+++ Text shown
[Numpy-discussion] nanargmax failure case (was: Re: [SciPy-Dev] 1.8.0rc1)

Tue Oct 1 16:37:34 EDT 2013

On Tue, Oct 1, 2013 at 4:13 PM, Nathaniel Smith <njs at pobox.com> wrote:
> On 1 Oct 2013 17:34, "Charles R Harris" <charlesr.harris at gmail.com> wrote:
>>
>>
>>
>>
>> On Tue, Oct 1, 2013 at 10:19 AM, <josef.pktd at gmail.com> wrote:
>>>
>>> On Tue, Oct 1, 2013 at 10:47 AM, Nathaniel Smith <njs at pobox.com> wrote:
>>> > On Tue, Oct 1, 2013 at 3:20 PM, Charles R Harris
>>> > <charlesr.harris at gmail.com> wrote:
>>> >>
>>> >>
>>> >>
>>> >> On Tue, Oct 1, 2013 at 8:12 AM, Nathaniel Smith <njs at pobox.com> wrote:
>>> >>>
>>> >>> [switching subject to break out from the giant 1.8.0rc1 thread]
>>> >>>
>>> >>> On Tue, Oct 1, 2013 at 2:52 PM, Charles R Harris
>>> >>> <charlesr.harris at gmail.com> wrote:
>>> >>> >
>>> >>> >
>>> >>> >
>>> >>> > On Tue, Oct 1, 2013 at 7:25 AM, Nathaniel Smith <njs at pobox.com>
>>> >>> > wrote:
>>> >>> >>
>>> >>> >> On Tue, Oct 1, 2013 at 1:56 PM, Charles R Harris
>>> >>> >> <charlesr.harris at gmail.com> wrote:
>>> >>> >> > On Tue, Oct 1, 2013 at 4:43 AM, Nathaniel Smith <njs at pobox.com>
>>> >>> >> > wrote:
>>> >>> >> >>
>>> >>> >> >> On Mon, Sep 30, 2013 at 10:51 PM, Christoph Gohlke
>>> >>> >> >> <cgohlke at uci.edu>
>>> >>> >> >> wrote:
>>> >>> >> >> > 2) Bottleneck 0.7.0
>>> >>> >> >> >
>>> >>> >> >> >
>>> >>> >> >> >
>>> >>> >> >> >
>>> >>> >> >> > https://github.com/kwgoodman/bottleneck/issues/71#issuecomment-25331701
>>> >>> >> >>
>>> >>> >> >> I can't tell if these are real bugs in numpy, or tests checking
>>> >>> >> >> that
>>> >>> >> >> bottleneck is bug-for-bug compatible with old numpy and we just
>>> >>> >> >> fixed
>>> >>> >> >> some bugs, or what. It's clearly something to do with the
>>> >>> >> >> nanarg{max,min} rewrite -- @charris, do you know what's going
>>> >>> >> >> on
>>> >>> >> >> here?
++++++
+++ Records for this task
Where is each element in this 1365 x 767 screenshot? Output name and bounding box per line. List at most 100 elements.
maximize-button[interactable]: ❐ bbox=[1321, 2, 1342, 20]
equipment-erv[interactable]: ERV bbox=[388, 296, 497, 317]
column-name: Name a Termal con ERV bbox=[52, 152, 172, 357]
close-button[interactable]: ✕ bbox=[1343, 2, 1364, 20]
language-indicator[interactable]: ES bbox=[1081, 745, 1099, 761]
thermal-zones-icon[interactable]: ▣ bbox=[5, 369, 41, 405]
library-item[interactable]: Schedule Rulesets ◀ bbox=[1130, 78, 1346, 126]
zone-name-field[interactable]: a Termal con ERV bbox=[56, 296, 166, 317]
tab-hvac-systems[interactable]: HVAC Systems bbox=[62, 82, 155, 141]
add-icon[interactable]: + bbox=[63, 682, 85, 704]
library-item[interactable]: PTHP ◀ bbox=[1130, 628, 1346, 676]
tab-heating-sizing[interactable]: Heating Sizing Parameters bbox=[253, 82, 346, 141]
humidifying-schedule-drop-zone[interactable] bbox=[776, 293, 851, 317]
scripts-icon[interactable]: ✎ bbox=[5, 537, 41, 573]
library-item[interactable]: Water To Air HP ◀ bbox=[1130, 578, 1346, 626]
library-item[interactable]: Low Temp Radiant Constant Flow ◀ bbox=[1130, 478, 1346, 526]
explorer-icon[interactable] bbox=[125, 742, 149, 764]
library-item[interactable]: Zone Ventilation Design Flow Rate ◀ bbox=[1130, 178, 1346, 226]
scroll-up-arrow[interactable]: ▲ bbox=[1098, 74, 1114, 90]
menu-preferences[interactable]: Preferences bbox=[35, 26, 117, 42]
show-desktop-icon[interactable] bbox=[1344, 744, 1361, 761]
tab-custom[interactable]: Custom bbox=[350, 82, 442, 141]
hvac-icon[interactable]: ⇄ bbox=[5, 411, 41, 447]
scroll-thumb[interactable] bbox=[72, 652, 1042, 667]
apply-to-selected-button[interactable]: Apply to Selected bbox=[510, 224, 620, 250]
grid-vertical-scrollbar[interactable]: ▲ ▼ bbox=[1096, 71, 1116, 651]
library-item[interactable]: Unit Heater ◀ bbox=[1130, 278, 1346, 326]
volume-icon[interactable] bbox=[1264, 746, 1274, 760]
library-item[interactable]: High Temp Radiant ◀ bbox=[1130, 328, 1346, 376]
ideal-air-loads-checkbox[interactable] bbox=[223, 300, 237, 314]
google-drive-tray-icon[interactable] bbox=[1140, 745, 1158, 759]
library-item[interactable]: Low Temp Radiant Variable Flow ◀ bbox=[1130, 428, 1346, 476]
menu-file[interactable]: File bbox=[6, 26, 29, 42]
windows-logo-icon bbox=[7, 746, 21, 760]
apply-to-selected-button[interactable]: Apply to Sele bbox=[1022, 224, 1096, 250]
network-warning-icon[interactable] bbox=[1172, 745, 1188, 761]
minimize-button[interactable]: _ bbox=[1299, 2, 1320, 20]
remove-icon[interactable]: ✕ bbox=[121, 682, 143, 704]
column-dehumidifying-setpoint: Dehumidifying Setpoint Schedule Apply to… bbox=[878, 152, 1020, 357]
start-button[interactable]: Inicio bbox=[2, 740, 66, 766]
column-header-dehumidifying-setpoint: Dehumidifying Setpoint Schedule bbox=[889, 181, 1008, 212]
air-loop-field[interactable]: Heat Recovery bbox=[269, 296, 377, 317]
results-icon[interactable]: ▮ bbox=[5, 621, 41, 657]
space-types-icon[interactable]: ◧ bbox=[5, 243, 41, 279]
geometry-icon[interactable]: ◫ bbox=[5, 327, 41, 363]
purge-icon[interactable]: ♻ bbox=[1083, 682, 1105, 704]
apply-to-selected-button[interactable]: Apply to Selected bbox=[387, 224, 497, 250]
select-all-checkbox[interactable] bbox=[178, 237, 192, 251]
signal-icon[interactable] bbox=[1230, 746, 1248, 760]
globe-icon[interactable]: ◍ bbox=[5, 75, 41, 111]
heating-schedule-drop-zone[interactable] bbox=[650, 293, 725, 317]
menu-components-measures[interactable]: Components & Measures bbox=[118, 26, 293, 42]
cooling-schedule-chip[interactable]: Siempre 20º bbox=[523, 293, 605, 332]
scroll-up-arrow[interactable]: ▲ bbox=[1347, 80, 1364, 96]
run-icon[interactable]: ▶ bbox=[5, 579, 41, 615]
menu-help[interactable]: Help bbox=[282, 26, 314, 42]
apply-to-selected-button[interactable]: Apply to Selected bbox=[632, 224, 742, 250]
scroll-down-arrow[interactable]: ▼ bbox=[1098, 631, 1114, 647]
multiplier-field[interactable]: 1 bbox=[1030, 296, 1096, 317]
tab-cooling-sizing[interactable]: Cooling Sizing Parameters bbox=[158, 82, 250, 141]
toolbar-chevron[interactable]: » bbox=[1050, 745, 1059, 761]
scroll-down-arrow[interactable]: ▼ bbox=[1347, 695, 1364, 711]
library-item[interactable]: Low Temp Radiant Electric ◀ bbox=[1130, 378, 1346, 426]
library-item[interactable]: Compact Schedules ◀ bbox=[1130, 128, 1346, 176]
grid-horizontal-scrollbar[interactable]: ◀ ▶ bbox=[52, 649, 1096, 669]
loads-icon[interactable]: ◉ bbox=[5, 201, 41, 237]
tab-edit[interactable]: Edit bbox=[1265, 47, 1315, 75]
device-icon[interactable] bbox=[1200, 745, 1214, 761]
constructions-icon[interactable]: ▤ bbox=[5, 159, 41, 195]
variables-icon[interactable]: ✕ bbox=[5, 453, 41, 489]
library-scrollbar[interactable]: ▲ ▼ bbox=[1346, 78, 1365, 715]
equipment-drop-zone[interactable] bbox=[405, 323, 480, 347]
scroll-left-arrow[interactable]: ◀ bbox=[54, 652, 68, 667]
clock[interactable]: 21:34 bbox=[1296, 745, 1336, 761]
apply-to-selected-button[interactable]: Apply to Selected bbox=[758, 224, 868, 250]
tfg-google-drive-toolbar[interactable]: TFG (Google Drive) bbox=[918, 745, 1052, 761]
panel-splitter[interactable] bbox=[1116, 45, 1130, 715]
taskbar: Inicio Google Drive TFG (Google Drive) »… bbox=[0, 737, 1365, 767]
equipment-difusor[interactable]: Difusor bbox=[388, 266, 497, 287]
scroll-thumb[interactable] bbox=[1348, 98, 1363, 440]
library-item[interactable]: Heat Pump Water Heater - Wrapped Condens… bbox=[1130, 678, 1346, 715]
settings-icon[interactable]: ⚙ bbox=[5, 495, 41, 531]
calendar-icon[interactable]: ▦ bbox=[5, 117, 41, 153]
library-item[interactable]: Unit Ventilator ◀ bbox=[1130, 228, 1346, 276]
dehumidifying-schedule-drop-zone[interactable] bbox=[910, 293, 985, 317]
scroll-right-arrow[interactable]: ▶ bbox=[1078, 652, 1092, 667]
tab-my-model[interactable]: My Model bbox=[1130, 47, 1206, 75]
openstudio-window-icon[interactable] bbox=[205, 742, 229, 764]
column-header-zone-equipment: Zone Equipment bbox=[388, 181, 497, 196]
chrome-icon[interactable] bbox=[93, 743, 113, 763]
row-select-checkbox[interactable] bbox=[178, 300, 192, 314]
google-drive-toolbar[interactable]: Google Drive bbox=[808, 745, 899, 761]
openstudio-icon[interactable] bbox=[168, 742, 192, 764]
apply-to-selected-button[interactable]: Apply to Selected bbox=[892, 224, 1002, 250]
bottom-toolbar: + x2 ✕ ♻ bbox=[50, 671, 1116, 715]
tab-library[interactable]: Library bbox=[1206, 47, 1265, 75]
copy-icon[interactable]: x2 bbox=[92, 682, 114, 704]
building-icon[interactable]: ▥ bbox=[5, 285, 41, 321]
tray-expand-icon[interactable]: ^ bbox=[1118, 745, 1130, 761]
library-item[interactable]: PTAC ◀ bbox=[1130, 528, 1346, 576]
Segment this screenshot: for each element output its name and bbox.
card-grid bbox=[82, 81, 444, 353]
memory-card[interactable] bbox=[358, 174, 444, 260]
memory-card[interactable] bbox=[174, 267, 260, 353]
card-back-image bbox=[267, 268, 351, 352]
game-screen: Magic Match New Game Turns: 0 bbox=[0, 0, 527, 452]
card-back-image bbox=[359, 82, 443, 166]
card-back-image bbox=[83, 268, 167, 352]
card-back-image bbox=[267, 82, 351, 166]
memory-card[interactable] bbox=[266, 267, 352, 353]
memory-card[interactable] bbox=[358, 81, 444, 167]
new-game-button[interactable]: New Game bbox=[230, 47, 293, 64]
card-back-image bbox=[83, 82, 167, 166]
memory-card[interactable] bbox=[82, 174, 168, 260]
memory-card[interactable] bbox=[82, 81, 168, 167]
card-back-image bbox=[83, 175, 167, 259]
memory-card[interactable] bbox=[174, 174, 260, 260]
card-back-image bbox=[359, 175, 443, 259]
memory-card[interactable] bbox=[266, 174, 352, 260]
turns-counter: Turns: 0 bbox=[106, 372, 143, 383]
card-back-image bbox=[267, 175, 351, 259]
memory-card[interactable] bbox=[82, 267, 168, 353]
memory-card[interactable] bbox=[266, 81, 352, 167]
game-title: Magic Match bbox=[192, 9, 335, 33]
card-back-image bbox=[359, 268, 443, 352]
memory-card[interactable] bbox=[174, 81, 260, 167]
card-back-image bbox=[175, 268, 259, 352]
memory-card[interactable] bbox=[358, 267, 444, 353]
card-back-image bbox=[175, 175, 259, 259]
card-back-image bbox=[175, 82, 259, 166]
++++++
> **Goal 1**:
Render the records as a Markdown table with the columns Row and Record line, skipping blank lines. Cover only the lines from the start of the records through the line containing "library-item[interactable]: Schedule Rulesets".
> **Goal 2**:
Carry on the mailing list thread about the nanargmax failure case from its last line.
The records are unrelated to the text.

> **Exercise result 1**:
| Row | Record line |
|---|---|
| 1 | Where is each element in this 1365 x 767 screenshot? Output name and bounding box per line. List at most 100 elements. |
| 2 | maximize-button[interactable]: ❐ bbox=[1321, 2, 1342, 20] |
| 3 | equipment-erv[interactable]: ERV bbox=[388, 296, 497, 317] |
| 4 | column-name: Name a Termal con ERV bbox=[52, 152, 172, 357] |
| 5 | close-button[interactable]: ✕ bbox=[1343, 2, 1364, 20] |
| 6 | language-indicator[interactable]: ES bbox=[1081, 745, 1099, 761] |
| 7 | thermal-zones-icon[interactable]: ▣ bbox=[5, 369, 41, 405] |
| 8 | library-item[interactable]: Schedule Rulesets ◀ bbox=[1130, 78, 1346, 126] |

> **Exercise result 2**:
>>> >>> >> >>
>>> >>> >> >
>>> >>> >> > Yes ;) The previous behaviour of nanarg for all-nan axis was to
>>> >>> >> > cast
>>> >>> >> > nan
>>> >>> >> > to
>>> >>> >> > intp when the result was an array, and return nan when a scalar.
>>> >>> >> > The
>>> >>> >> > current
>>> >>> >> > behaviour is to return the most negative value of intp as an
>>> >>> >> > error
>>> >>> >> > marker in
>>> >>> >> > both cases and raise a warning. It is a change in behavior, but
>>> >>> >> > I
>>> >>> >> > think
>>> >>> >> > one
>>> >>> >> > that needs to be made.
>>> >>> >>
>>> >>> >> Ah, okay! I kind of lost track of the nanfunc changes by the end
>>> >>> >> there.
>>> >>> >>
>>> >>> >> So for the bottleneck issue, it sounds like the problem is just
>>> >>> >> that
>>> >>> >> bottleneck is still emulating the old numpy behaviour in this
>>> >>> >> corner
>>> >>> >> case, which isn't really a problem. So we don't really need to
>>> >>> >> worry
>>> >>> >> about that, both behaviours are correct, just maybe out of sync.
>>> >>> >>
>>> >>> >> I'm a little dubious about this "make up some weird value that
>>> >>> >> will
>>> >>> >> *probably* blow up if people try to use it without checking, and
>>> >>> >> also
>>> >>> >> raise a warning" thing, wouldn't it make more sense to just raise
>>> >>> >> an
>>> >>> >> error? That's what exceptions are for? I guess I should have said
>>> >>> >> something earlier though...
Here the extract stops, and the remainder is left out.